→ **Directions for this task**
Scan the data below and report how many lines include the word "name". Nothing else is wanted.

Stored items
/---

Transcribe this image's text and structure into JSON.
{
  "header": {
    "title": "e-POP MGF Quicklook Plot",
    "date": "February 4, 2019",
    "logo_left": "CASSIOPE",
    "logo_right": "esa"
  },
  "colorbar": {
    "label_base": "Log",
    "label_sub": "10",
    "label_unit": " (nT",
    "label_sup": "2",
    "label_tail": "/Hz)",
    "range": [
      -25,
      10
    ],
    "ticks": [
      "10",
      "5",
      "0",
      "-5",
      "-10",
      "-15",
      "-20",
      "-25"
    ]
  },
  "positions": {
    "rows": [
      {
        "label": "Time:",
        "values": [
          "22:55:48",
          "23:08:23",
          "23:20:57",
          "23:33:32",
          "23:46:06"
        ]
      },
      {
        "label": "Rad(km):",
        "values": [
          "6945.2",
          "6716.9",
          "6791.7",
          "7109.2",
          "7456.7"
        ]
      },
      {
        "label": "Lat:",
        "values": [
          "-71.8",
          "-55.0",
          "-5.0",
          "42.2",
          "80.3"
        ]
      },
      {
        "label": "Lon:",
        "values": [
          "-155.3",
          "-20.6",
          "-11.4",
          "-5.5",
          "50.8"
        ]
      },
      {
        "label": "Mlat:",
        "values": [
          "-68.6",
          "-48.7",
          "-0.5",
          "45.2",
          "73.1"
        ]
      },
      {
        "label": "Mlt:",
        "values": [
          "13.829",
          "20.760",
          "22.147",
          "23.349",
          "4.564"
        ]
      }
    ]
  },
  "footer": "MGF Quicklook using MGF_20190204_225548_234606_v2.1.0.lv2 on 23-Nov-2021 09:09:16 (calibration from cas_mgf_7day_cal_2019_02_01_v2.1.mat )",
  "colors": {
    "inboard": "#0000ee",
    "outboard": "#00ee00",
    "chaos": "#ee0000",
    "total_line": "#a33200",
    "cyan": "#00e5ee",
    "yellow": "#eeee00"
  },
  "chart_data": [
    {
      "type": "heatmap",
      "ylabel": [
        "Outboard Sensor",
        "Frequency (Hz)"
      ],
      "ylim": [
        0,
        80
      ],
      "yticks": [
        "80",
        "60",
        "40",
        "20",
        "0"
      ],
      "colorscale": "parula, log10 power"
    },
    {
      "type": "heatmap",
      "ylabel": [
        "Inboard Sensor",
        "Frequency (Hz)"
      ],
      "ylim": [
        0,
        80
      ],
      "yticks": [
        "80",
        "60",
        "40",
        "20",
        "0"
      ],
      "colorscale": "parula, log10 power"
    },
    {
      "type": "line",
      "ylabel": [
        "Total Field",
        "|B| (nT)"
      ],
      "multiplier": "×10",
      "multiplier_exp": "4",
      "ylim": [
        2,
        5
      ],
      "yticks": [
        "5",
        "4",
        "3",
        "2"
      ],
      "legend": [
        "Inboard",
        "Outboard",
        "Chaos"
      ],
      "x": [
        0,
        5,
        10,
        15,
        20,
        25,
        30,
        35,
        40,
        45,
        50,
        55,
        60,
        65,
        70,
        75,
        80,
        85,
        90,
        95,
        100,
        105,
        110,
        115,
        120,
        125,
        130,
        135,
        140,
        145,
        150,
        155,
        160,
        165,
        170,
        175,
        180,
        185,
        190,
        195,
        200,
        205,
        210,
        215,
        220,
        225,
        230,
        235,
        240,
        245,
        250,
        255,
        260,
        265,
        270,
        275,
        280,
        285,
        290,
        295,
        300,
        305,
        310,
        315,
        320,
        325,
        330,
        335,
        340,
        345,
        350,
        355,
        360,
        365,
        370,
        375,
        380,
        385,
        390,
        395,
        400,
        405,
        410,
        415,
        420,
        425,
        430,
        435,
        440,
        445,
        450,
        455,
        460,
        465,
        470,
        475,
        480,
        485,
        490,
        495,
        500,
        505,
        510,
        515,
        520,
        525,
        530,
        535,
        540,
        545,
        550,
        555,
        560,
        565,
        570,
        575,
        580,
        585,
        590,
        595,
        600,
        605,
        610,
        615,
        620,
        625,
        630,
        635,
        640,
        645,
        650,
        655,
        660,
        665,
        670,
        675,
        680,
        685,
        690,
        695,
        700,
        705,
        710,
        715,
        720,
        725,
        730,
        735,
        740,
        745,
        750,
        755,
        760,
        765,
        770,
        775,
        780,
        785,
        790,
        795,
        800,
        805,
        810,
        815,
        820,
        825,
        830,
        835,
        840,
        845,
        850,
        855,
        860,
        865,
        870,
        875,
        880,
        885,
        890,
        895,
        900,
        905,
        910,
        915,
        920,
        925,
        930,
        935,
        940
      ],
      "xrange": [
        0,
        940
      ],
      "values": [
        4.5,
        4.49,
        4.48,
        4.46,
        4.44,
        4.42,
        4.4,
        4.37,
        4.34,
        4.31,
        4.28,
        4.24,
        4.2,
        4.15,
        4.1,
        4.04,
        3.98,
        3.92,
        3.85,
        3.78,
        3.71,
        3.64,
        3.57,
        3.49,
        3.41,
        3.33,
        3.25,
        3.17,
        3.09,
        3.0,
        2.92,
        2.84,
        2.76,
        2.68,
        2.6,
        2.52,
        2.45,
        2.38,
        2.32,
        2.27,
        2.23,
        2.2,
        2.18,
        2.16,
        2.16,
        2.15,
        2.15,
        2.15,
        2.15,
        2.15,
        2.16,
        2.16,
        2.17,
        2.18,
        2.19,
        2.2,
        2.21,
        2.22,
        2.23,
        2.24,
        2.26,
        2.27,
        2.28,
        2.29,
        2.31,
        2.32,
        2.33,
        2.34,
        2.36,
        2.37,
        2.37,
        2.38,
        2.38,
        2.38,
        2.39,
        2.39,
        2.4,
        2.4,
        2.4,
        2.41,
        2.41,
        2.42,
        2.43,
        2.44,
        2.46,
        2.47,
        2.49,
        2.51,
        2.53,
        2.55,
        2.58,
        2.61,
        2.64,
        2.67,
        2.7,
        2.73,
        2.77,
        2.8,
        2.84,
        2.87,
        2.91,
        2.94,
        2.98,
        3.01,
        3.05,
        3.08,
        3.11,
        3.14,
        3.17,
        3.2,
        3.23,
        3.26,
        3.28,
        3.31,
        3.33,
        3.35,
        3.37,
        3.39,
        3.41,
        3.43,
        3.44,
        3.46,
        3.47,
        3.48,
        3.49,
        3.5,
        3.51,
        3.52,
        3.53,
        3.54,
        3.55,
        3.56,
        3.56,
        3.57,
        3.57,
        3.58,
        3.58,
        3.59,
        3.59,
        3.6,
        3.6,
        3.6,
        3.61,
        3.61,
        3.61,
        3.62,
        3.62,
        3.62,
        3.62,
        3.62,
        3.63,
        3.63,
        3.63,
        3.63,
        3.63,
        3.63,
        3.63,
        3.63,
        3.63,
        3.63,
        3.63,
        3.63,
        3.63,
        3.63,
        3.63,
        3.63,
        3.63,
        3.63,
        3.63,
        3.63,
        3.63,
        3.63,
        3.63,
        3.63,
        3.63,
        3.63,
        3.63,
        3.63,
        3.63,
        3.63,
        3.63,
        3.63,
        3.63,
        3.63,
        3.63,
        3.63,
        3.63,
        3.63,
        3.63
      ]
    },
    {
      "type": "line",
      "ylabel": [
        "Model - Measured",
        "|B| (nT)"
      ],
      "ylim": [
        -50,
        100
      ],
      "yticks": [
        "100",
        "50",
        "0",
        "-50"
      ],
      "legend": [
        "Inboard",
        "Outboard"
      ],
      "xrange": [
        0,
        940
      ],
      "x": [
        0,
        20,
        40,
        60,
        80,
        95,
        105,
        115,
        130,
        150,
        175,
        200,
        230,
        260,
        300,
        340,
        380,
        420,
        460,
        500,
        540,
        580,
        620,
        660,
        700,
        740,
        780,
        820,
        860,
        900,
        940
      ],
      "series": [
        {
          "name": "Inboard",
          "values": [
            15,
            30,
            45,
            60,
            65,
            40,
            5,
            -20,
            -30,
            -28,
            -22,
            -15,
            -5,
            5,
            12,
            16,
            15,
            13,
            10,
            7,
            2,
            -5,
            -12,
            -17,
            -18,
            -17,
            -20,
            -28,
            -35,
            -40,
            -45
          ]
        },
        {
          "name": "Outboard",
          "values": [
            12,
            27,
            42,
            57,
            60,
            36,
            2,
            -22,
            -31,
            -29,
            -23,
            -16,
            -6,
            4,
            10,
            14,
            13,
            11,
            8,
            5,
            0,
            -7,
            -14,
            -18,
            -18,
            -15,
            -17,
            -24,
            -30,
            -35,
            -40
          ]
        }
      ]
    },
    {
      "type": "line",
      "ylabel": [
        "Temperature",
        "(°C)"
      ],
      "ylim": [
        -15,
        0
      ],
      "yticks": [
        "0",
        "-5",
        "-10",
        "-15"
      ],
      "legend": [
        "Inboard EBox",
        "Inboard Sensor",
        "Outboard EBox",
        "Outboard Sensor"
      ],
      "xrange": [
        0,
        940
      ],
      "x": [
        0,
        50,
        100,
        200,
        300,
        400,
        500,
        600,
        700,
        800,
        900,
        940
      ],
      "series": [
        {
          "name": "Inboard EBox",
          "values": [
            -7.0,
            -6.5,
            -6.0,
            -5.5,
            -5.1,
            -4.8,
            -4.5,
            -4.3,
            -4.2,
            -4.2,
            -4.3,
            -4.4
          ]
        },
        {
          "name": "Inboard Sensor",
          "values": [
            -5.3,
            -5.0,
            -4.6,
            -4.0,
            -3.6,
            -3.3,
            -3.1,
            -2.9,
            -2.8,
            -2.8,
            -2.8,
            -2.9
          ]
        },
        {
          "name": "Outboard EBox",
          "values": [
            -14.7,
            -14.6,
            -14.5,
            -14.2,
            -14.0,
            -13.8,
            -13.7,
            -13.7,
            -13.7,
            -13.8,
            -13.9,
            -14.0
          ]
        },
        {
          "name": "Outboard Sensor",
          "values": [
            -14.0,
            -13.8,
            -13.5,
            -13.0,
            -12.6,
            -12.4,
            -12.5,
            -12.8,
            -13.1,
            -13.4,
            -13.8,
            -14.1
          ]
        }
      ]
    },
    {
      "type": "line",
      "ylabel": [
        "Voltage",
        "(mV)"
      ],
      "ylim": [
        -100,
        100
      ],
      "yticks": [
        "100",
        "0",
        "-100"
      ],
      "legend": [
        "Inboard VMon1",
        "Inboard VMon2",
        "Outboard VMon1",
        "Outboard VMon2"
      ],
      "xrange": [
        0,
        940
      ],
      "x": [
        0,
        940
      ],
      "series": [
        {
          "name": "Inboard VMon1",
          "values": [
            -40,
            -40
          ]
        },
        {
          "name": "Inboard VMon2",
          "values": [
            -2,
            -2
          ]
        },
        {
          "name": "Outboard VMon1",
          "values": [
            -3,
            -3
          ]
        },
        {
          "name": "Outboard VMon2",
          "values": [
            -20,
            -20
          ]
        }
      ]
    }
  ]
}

\---

→ **Completed task**
10